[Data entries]
________________________________________
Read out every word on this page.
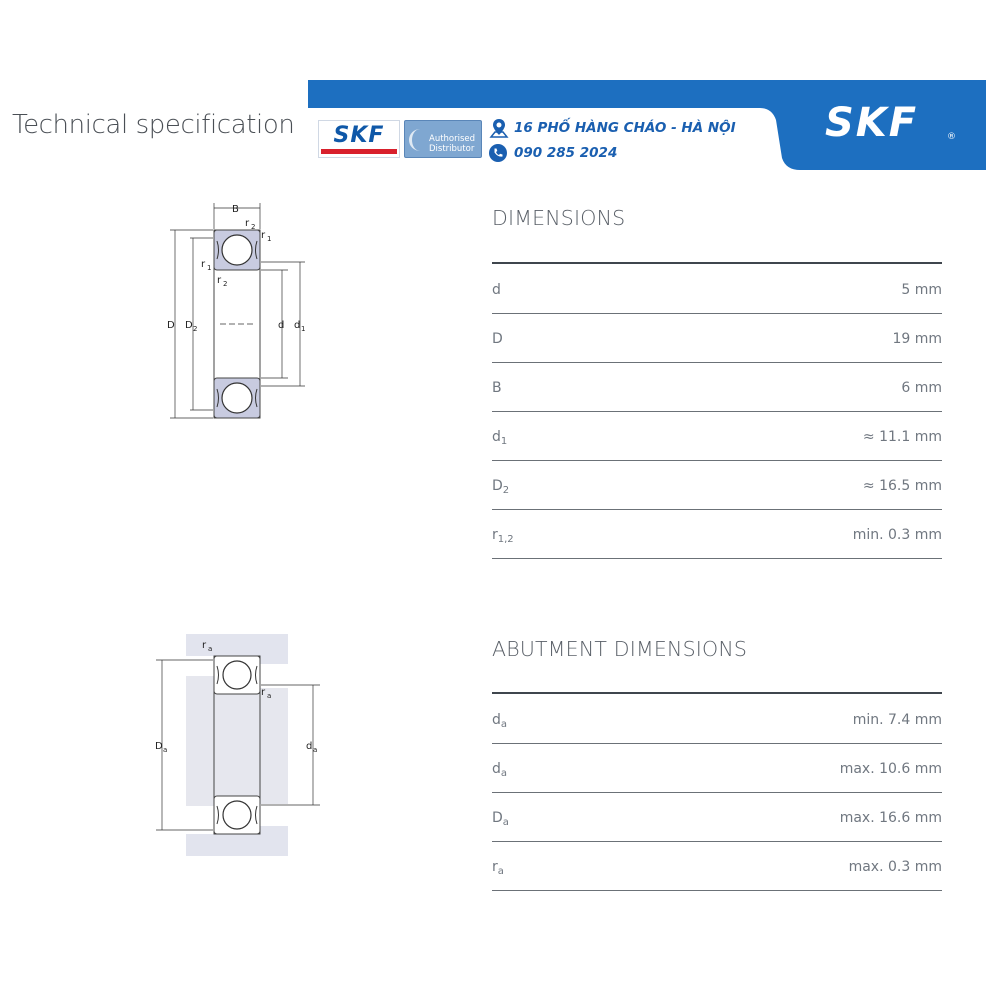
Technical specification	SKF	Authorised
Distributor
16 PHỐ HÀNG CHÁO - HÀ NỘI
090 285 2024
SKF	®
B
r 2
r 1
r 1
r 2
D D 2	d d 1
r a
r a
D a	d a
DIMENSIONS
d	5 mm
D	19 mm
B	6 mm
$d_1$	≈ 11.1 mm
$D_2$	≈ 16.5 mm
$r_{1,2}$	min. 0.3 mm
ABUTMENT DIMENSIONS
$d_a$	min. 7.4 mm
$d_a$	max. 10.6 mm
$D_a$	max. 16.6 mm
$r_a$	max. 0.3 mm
________________________________________
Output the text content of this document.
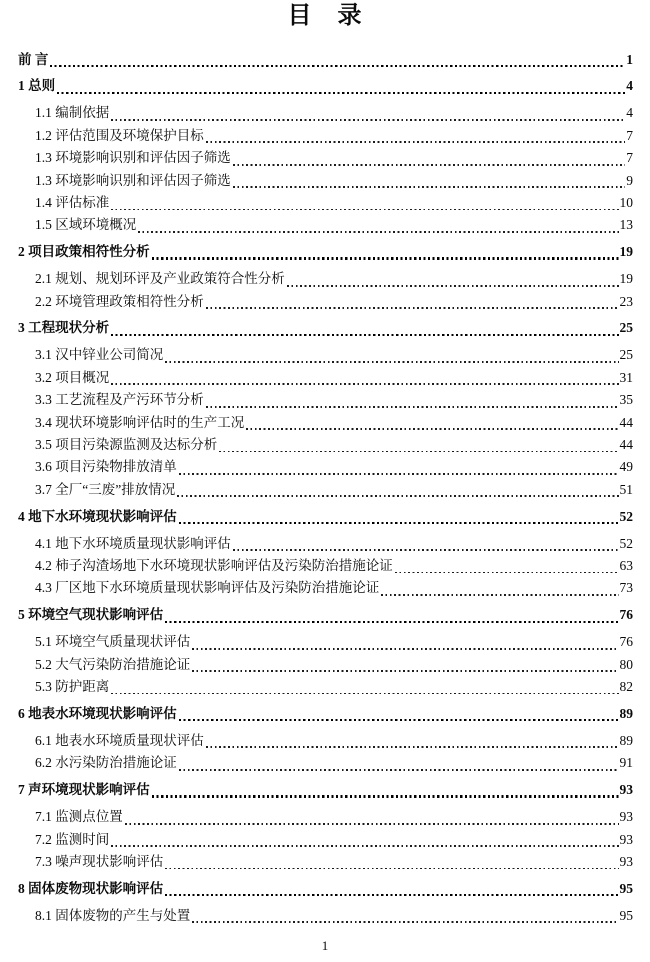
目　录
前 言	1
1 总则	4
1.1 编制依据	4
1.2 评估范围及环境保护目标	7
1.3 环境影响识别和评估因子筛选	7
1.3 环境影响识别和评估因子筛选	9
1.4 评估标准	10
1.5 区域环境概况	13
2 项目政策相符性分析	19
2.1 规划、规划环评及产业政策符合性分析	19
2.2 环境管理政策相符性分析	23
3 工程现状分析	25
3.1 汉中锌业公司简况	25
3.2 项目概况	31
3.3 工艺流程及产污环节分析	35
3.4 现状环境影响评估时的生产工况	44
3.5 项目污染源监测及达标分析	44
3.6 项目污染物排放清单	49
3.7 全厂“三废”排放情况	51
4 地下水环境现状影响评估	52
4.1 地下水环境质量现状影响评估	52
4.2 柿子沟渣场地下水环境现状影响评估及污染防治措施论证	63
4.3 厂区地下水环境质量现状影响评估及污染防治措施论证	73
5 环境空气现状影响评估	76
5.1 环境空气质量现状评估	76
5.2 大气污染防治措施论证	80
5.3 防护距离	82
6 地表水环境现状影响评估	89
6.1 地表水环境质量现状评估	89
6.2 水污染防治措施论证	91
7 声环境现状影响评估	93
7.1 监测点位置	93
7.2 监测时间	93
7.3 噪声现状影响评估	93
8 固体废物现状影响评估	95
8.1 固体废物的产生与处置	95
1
________________________________________
» AIM: Gather, from the listing above, every line carrying the word "环境影响识别和评估因子筛选".

» RESULT OF THIS EXERCISE:
1.3 环境影响识别和评估因子筛选	7
1.3 环境影响识别和评估因子筛选	9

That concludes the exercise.